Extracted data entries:
══════════════════════════════

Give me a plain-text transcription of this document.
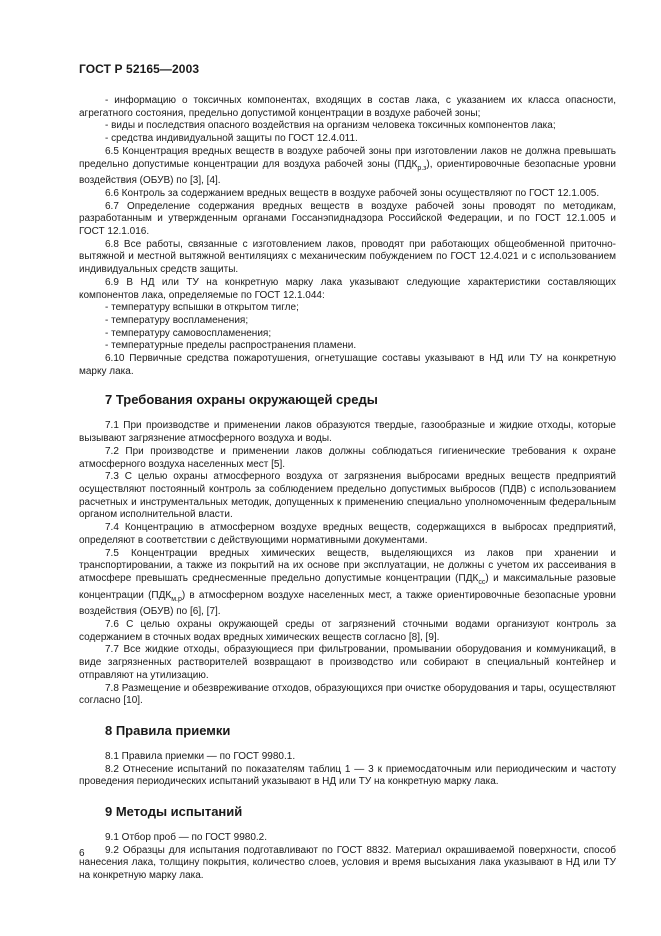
ГОСТ Р 52165—2003

- информацию о токсичных компонентах, входящих в состав лака, с указанием их класса опасности, агрегатного состояния, предельно допустимой концентрации в воздухе рабочей зоны;

- виды и последствия опасного воздействия на организм человека токсичных компонентов лака;

- средства индивидуальной защиты по ГОСТ 12.4.011.

6.5 Концентрация вредных веществ в воздухе рабочей зоны при изготовлении лаков не должна превышать предельно допустимые концентрации для воздуха рабочей зоны $(ПДК_{р.з})$, ориентировочные безопасные уровни воздействия (ОБУВ) по [3], [4].

6.6 Контроль за содержанием вредных веществ в воздухе рабочей зоны осуществляют по ГОСТ 12.1.005.

6.7 Определение содержания вредных веществ в воздухе рабочей зоны проводят по методикам, разработанным и утвержденным органами Госсанэпиднадзора Российской Федерации, и по ГОСТ 12.1.005 и ГОСТ 12.1.016.

6.8 Все работы, связанные с изготовлением лаков, проводят при работающих общеобменной приточно-вытяжной и местной вытяжной вентиляциях с механическим побуждением по ГОСТ 12.4.021 и с использованием индивидуальных средств защиты.

6.9 В НД или ТУ на конкретную марку лака указывают следующие характеристики составляющих компонентов лака, определяемые по ГОСТ 12.1.044:

- температуру вспышки в открытом тигле;

- температуру воспламенения;

- температуру самовоспламенения;

- температурные пределы распространения пламени.

6.10 Первичные средства пожаротушения, огнетушащие составы указывают в НД или ТУ на конкретную марку лака.

7 Требования охраны окружающей среды

7.1 При производстве и применении лаков образуются твердые, газообразные и жидкие отходы, которые вызывают загрязнение атмосферного воздуха и воды.

7.2 При производстве и применении лаков должны соблюдаться гигиенические требования к охране атмосферного воздуха населенных мест [5].

7.3 С целью охраны атмосферного воздуха от загрязнения выбросами вредных веществ предприятий осуществляют постоянный контроль за соблюдением предельно допустимых выбросов (ПДВ) с использованием расчетных и инструментальных методик, допущенных к применению специально уполномоченным федеральным органом исполнительной власти.

7.4 Концентрацию в атмосферном воздухе вредных веществ, содержащихся в выбросах предприятий, определяют в соответствии с действующими нормативными документами.

7.5 Концентрации вредных химических веществ, выделяющихся из лаков при хранении и транспортировании, а также из покрытий на их основе при эксплуатации, не должны с учетом их рассеивания в атмосфере превышать среднесменные предельно допустимые концентрации $(ПДК_{сс})$ и максимальные разовые концентрации $(ПДК_{м.р})$ в атмосферном воздухе населенных мест, а также ориентировочные безопасные уровни воздействия (ОБУВ) по [6], [7].

7.6 С целью охраны окружающей среды от загрязнений сточными водами организуют контроль за содержанием в сточных водах вредных химических веществ согласно [8], [9].

7.7 Все жидкие отходы, образующиеся при фильтровании, промывании оборудования и коммуникаций, в виде загрязненных растворителей возвращают в производство или собирают в специальный контейнер и отправляют на утилизацию.

7.8 Размещение и обезвреживание отходов, образующихся при очистке оборудования и тары, осуществляют согласно [10].

8 Правила приемки

8.1 Правила приемки — по ГОСТ 9980.1.

8.2 Отнесение испытаний по показателям таблиц 1 — 3 к приемосдаточным или периодическим и частоту проведения периодических испытаний указывают в НД или ТУ на конкретную марку лака.

9 Методы испытаний

9.1 Отбор проб — по ГОСТ 9980.2.

9.2 Образцы для испытания подготавливают по ГОСТ 8832. Материал окрашиваемой поверхности, способ нанесения лака, толщину покрытия, количество слоев, условия и время высыхания лака указывают в НД или ТУ на конкретную марку лака.

6
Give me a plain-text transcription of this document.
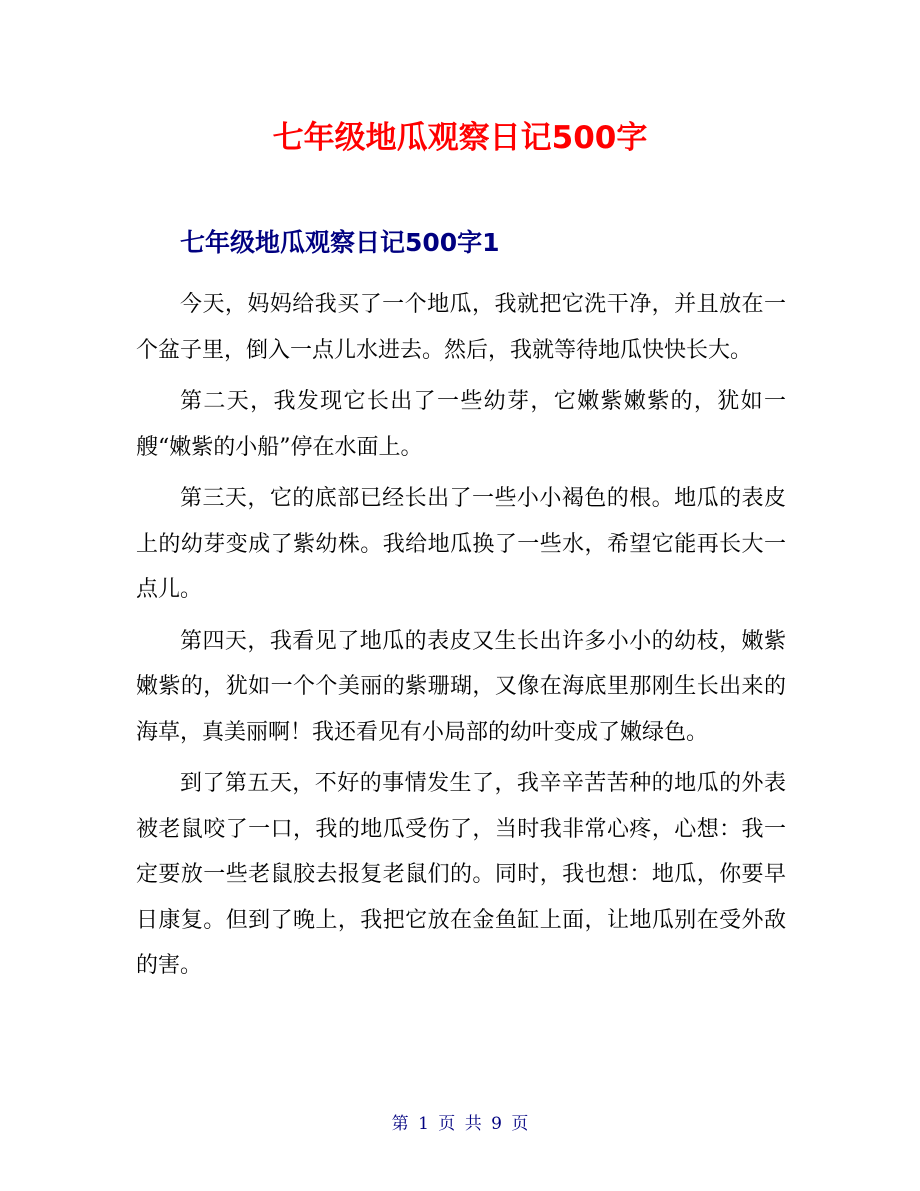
七年级地瓜观察日记500字
七年级地瓜观察日记500字1

今天，妈妈给我买了一个地瓜，我就把它洗干净，并且放在一个盆子里，倒入一点儿水进去。然后，我就等待地瓜快快长大。

第二天，我发现它长出了一些幼芽，它嫩紫嫩紫的，犹如一艘“嫩紫的小船”停在水面上。

第三天，它的底部已经长出了一些小小褐色的根。地瓜的表皮上的幼芽变成了紫幼株。我给地瓜换了一些水，希望它能再长大一点儿。

第四天，我看见了地瓜的表皮又生长出许多小小的幼枝，嫩紫嫩紫的，犹如一个个美丽的紫珊瑚，又像在海底里那刚生长出来的海草，真美丽啊！我还看见有小局部的幼叶变成了嫩绿色。

到了第五天，不好的事情发生了，我辛辛苦苦种的地瓜的外表被老鼠咬了一口，我的地瓜受伤了，当时我非常心疼，心想：我一定要放一些老鼠胶去报复老鼠们的。同时，我也想：地瓜，你要早日康复。但到了晚上，我把它放在金鱼缸上面，让地瓜别在受外敌的害。

第 1 页 共 9 页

══════════════════════════════

WORK TO COMPLETE:
Give an exact reproduction of every line, leaving out any picture.

RESULT OF THE EXERCISE:
Give me a plain-text transcription of this document.
ГОСТ Р 52165—2003

- информацию о токсичных компонентах, входящих в состав лака, с указанием их класса опасности, агрегатного состояния, предельно допустимой концентрации в воздухе рабочей зоны;

- виды и последствия опасного воздействия на организм человека токсичных компонентов лака;

- средства индивидуальной защиты по ГОСТ 12.4.011.

6.5 Концентрация вредных веществ в воздухе рабочей зоны при изготовлении лаков не должна превышать предельно допустимые концентрации для воздуха рабочей зоны $(ПДК_{р.з})$, ориентировочные безопасные уровни воздействия (ОБУВ) по [3], [4].

6.6 Контроль за содержанием вредных веществ в воздухе рабочей зоны осуществляют по ГОСТ 12.1.005.

6.7 Определение содержания вредных веществ в воздухе рабочей зоны проводят по методикам, разработанным и утвержденным органами Госсанэпиднадзора Российской Федерации, и по ГОСТ 12.1.005 и ГОСТ 12.1.016.

6.8 Все работы, связанные с изготовлением лаков, проводят при работающих общеобменной приточно-вытяжной и местной вытяжной вентиляциях с механическим побуждением по ГОСТ 12.4.021 и с использованием индивидуальных средств защиты.

6.9 В НД или ТУ на конкретную марку лака указывают следующие характеристики составляющих компонентов лака, определяемые по ГОСТ 12.1.044:

- температуру вспышки в открытом тигле;

- температуру воспламенения;

- температуру самовоспламенения;

- температурные пределы распространения пламени.

6.10 Первичные средства пожаротушения, огнетушащие составы указывают в НД или ТУ на конкретную марку лака.

7 Требования охраны окружающей среды

7.1 При производстве и применении лаков образуются твердые, газообразные и жидкие отходы, которые вызывают загрязнение атмосферного воздуха и воды.

7.2 При производстве и применении лаков должны соблюдаться гигиенические требования к охране атмосферного воздуха населенных мест [5].

7.3 С целью охраны атмосферного воздуха от загрязнения выбросами вредных веществ предприятий осуществляют постоянный контроль за соблюдением предельно допустимых выбросов (ПДВ) с использованием расчетных и инструментальных методик, допущенных к применению специально уполномоченным федеральным органом исполнительной власти.

7.4 Концентрацию в атмосферном воздухе вредных веществ, содержащихся в выбросах предприятий, определяют в соответствии с действующими нормативными документами.

7.5 Концентрации вредных химических веществ, выделяющихся из лаков при хранении и транспортировании, а также из покрытий на их основе при эксплуатации, не должны с учетом их рассеивания в атмосфере превышать среднесменные предельно допустимые концентрации $(ПДК_{сс})$ и максимальные разовые концентрации $(ПДК_{м.р})$ в атмосферном воздухе населенных мест, а также ориентировочные безопасные уровни воздействия (ОБУВ) по [6], [7].

7.6 С целью охраны окружающей среды от загрязнений сточными водами организуют контроль за содержанием в сточных водах вредных химических веществ согласно [8], [9].

7.7 Все жидкие отходы, образующиеся при фильтровании, промывании оборудования и коммуникаций, в виде загрязненных растворителей возвращают в производство или собирают в специальный контейнер и отправляют на утилизацию.

7.8 Размещение и обезвреживание отходов, образующихся при очистке оборудования и тары, осуществляют согласно [10].

8 Правила приемки

8.1 Правила приемки — по ГОСТ 9980.1.

8.2 Отнесение испытаний по показателям таблиц 1 — 3 к приемосдаточным или периодическим и частоту проведения периодических испытаний указывают в НД или ТУ на конкретную марку лака.

9 Методы испытаний

9.1 Отбор проб — по ГОСТ 9980.2.

9.2 Образцы для испытания подготавливают по ГОСТ 8832. Материал окрашиваемой поверхности, способ нанесения лака, толщину покрытия, количество слоев, условия и время высыхания лака указывают в НД или ТУ на конкретную марку лака.

6
Give me a plain-text transcription of this document.
七年级地瓜观察日记500字
七年级地瓜观察日记500字1

今天，妈妈给我买了一个地瓜，我就把它洗干净，并且放在一个盆子里，倒入一点儿水进去。然后，我就等待地瓜快快长大。

第二天，我发现它长出了一些幼芽，它嫩紫嫩紫的，犹如一艘“嫩紫的小船”停在水面上。

第三天，它的底部已经长出了一些小小褐色的根。地瓜的表皮上的幼芽变成了紫幼株。我给地瓜换了一些水，希望它能再长大一点儿。

第四天，我看见了地瓜的表皮又生长出许多小小的幼枝，嫩紫嫩紫的，犹如一个个美丽的紫珊瑚，又像在海底里那刚生长出来的海草，真美丽啊！我还看见有小局部的幼叶变成了嫩绿色。

到了第五天，不好的事情发生了，我辛辛苦苦种的地瓜的外表被老鼠咬了一口，我的地瓜受伤了，当时我非常心疼，心想：我一定要放一些老鼠胶去报复老鼠们的。同时，我也想：地瓜，你要早日康复。但到了晚上，我把它放在金鱼缸上面，让地瓜别在受外敌的害。

第 1 页 共 9 页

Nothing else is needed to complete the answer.